# Record extracts
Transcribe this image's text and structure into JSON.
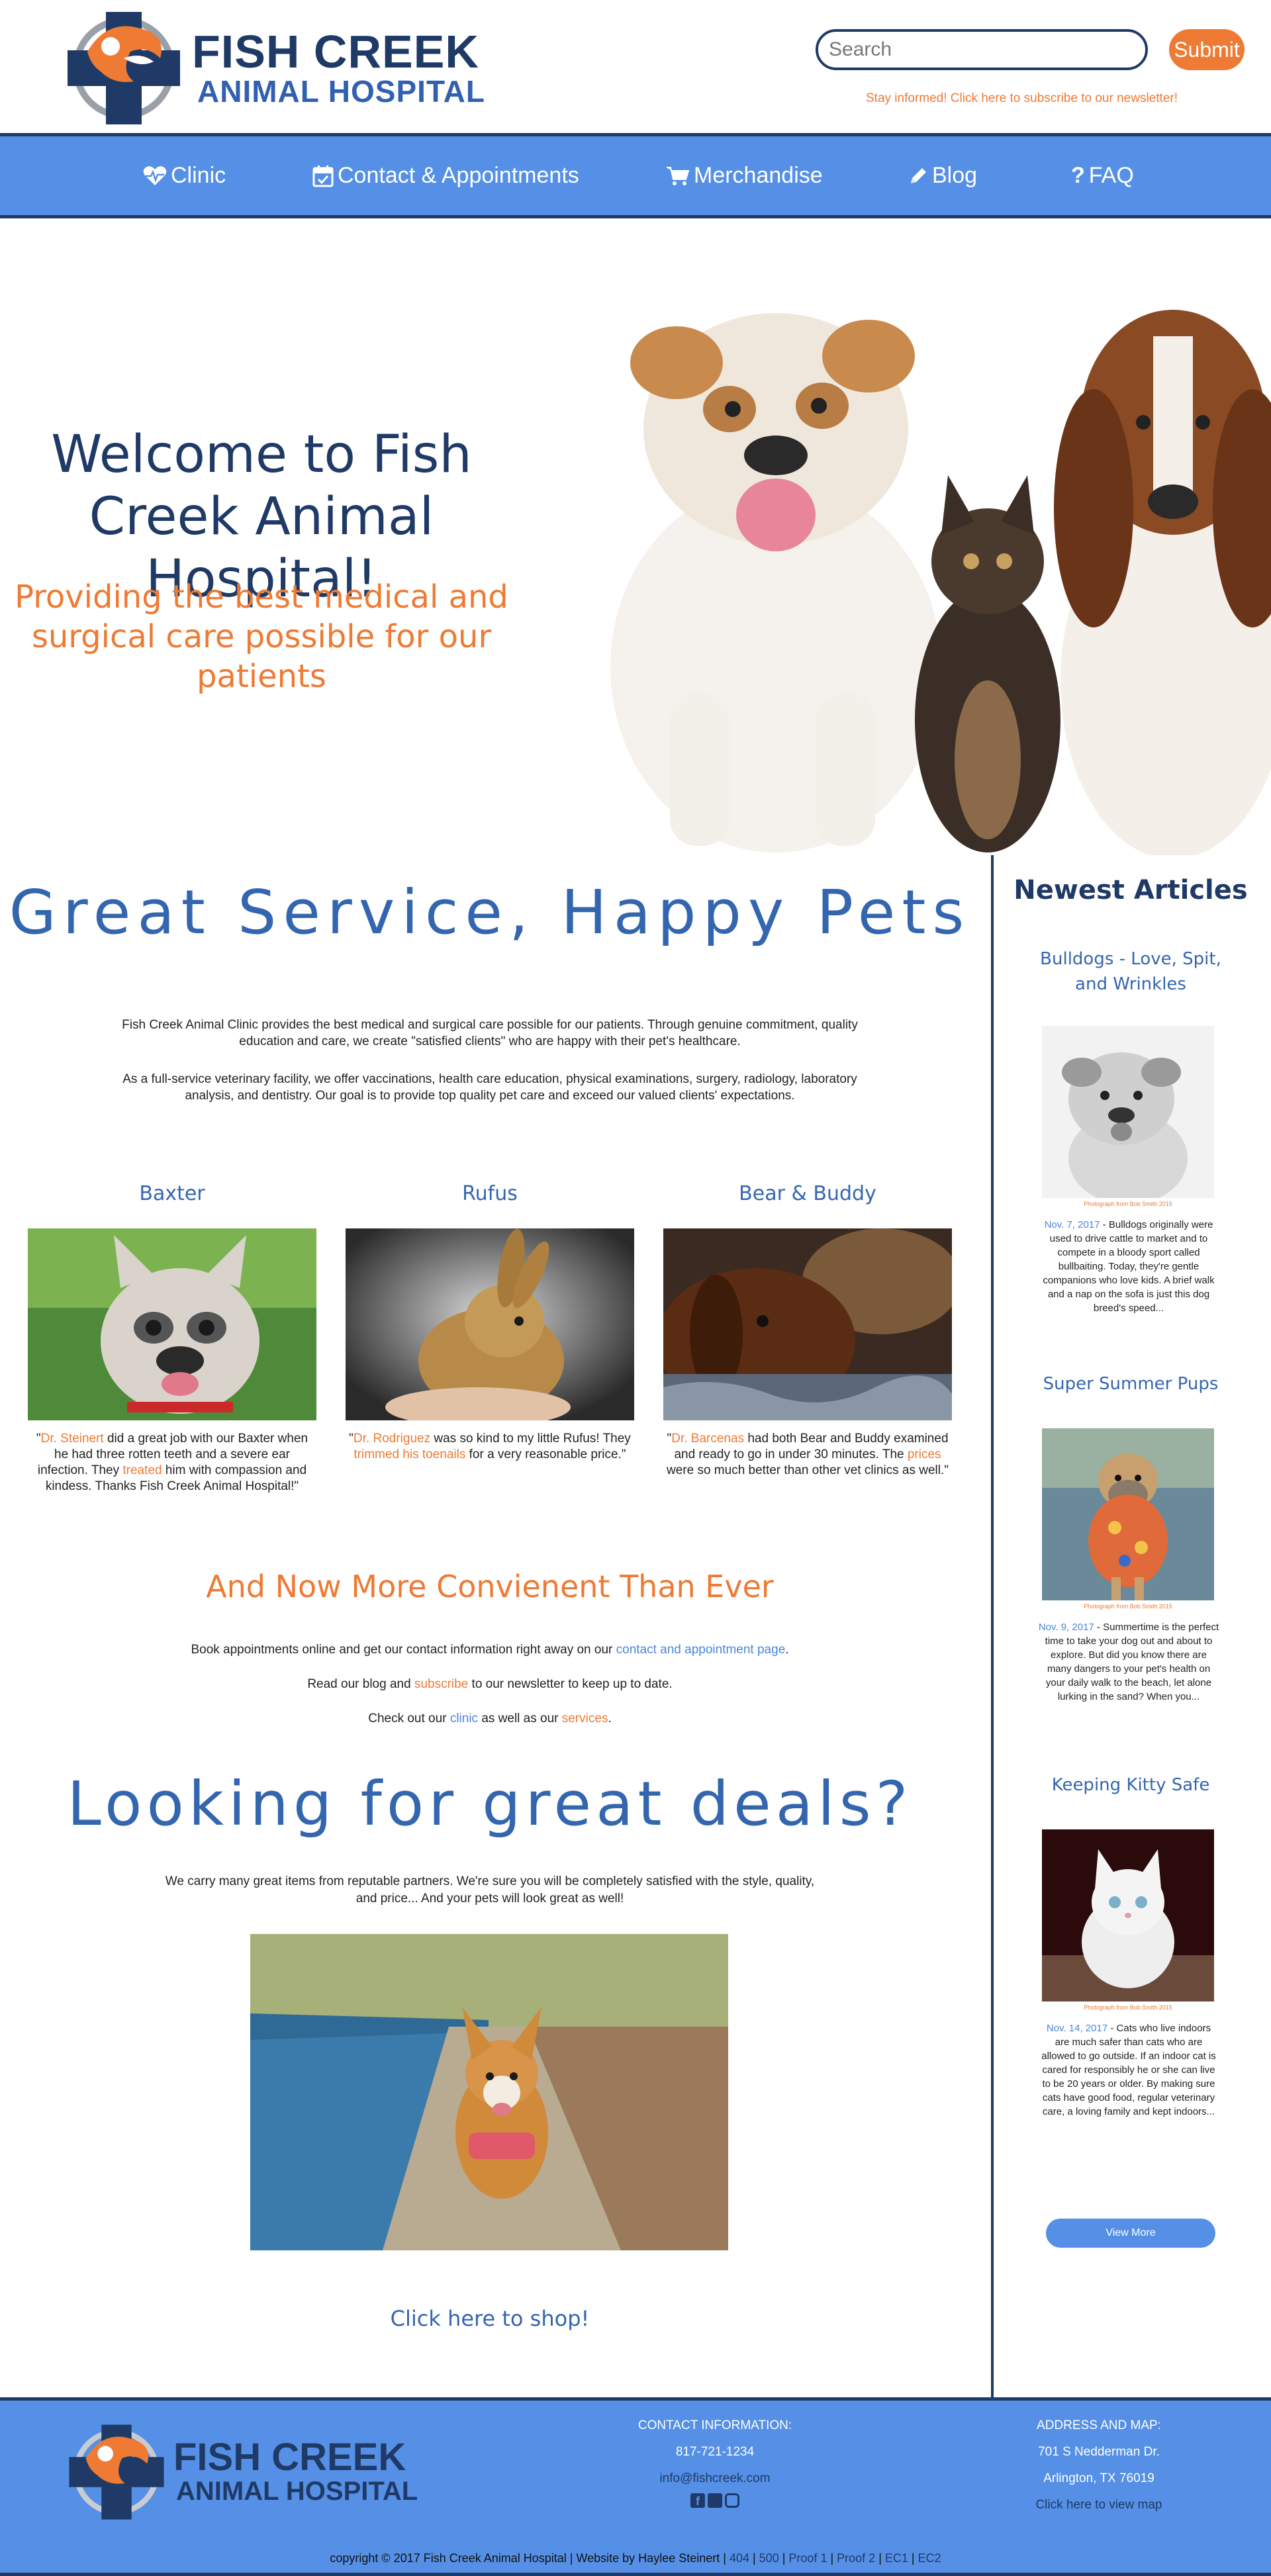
{
  "header": {
    "logo_line1": "FISH CREEK",
    "logo_line2": "ANIMAL HOSPITAL",
    "search_placeholder": "Search",
    "submit_label": "Submit",
    "newsletter_link": "Stay informed! Click here to subscribe to our newsletter!"
  },
  "nav": {
    "items": [
      {
        "label": "Clinic",
        "icon": "heartbeat-icon"
      },
      {
        "label": "Contact & Appointments",
        "icon": "calendar-icon"
      },
      {
        "label": "Merchandise",
        "icon": "cart-icon"
      },
      {
        "label": "Blog",
        "icon": "pencil-icon"
      },
      {
        "label": "FAQ",
        "icon": "question-icon"
      }
    ]
  },
  "hero": {
    "title": "Welcome to Fish Creek Animal Hospital!",
    "subtitle": "Providing the best medical and surgical care possible for our patients"
  },
  "intro": {
    "heading": "Great Service, Happy Pets",
    "para1": "Fish Creek Animal Clinic provides the best medical and surgical care possible for our patients. Through genuine commitment, quality education and care, we create \"satisfied clients\" who are happy with their pet's healthcare.",
    "para2": "As a full-service veterinary facility, we offer vaccinations, health care education, physical examinations, surgery, radiology, laboratory analysis, and dentistry. Our goal is to provide top quality pet care and exceed our valued clients' expectations."
  },
  "testimonials": [
    {
      "name": "Baxter",
      "q_open": "\"",
      "doctor": "Dr. Steinert",
      "q1": " did a great job with our Baxter when he had three rotten teeth and a severe ear infection. They ",
      "link": "treated",
      "q2": " him with compassion and kindess. Thanks Fish Creek Animal Hospital!\""
    },
    {
      "name": "Rufus",
      "q_open": "\"",
      "doctor": "Dr. Rodriguez",
      "q1": " was so kind to my little Rufus! They ",
      "link": "trimmed his toenails",
      "q2": " for a very reasonable price.\""
    },
    {
      "name": "Bear & Buddy",
      "q_open": "\"",
      "doctor": "Dr. Barcenas",
      "q1": " had both Bear and Buddy examined and ready to go in under 30 minutes. The ",
      "link": "prices",
      "q2": " were so much better than other vet clinics as well.\""
    }
  ],
  "convenient": {
    "heading": "And Now More Convienent Than Ever",
    "line1_pre": "Book appointments online and get our contact information right away on our ",
    "line1_link": "contact and appointment page",
    "line1_post": ".",
    "line2_pre": "Read our blog and ",
    "line2_link": "subscribe",
    "line2_post": " to our newsletter to keep up to date.",
    "line3_pre": "Check out our ",
    "line3_link1": "clinic",
    "line3_mid": " as well as our ",
    "line3_link2": "services",
    "line3_post": "."
  },
  "deals": {
    "heading": "Looking for great deals?",
    "text": "We carry many great items from reputable partners. We're sure you will be completely satisfied with the style, quality, and price... And your pets will look great as well!",
    "shop_link": "Click here to shop!"
  },
  "sidebar": {
    "title": "Newest Articles",
    "articles": [
      {
        "title": "Bulldogs - Love, Spit, and Wrinkles",
        "credit": "Photograph from Bob Smith 2015",
        "date": "Nov. 7, 2017",
        "excerpt": " - Bulldogs originally were used to drive cattle to market and to compete in a bloody sport called bullbaiting. Today, they're gentle companions who love kids. A brief walk and a nap on the sofa is just this dog breed's speed..."
      },
      {
        "title": "Super Summer Pups",
        "credit": "Photograph from Bob Smith 2015",
        "date": "Nov. 9, 2017",
        "excerpt": " - Summertime is the perfect time to take your dog out and about to explore. But did you know there are many dangers to your pet's health on your daily walk to the beach, let alone lurking in the sand? When you..."
      },
      {
        "title": "Keeping Kitty Safe",
        "credit": "Photograph from Bob Smith 2015",
        "date": "Nov. 14, 2017",
        "excerpt": " - Cats who live indoors are much safer than cats who are allowed to go outside. If an indoor cat is cared for responsibly he or she can live to be 20 years or older. By making sure cats have good food, regular veterinary care, a loving family and kept indoors..."
      }
    ],
    "view_more": "View More"
  },
  "footer": {
    "logo_line1": "FISH CREEK",
    "logo_line2": "ANIMAL HOSPITAL",
    "contact_heading": "CONTACT INFORMATION:",
    "phone": "817-721-1234",
    "email": "info@fishcreek.com",
    "address_heading": "ADDRESS AND MAP:",
    "street": "701 S Nedderman Dr.",
    "city": "Arlington, TX 76019",
    "map_link": "Click here to view map",
    "copyright": "copyright © 2017 Fish Creek Animal Hospital | Website by Haylee Steinert |",
    "page_links": [
      "404",
      "500",
      "Proof 1",
      "Proof 2",
      "EC1",
      "EC2"
    ]
  },
  "colors": {
    "navy": "#1f3a66",
    "blue": "#5590e6",
    "heading_blue": "#3466b0",
    "orange": "#ee7a33"
  }
}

# The task
From the material above, gather all lines that include the string "Baxter" and copy them.

# Output
      "name": "Baxter",
      "q1": " did a great job with our Baxter when he had three rotten teeth and a severe ear infection. They ",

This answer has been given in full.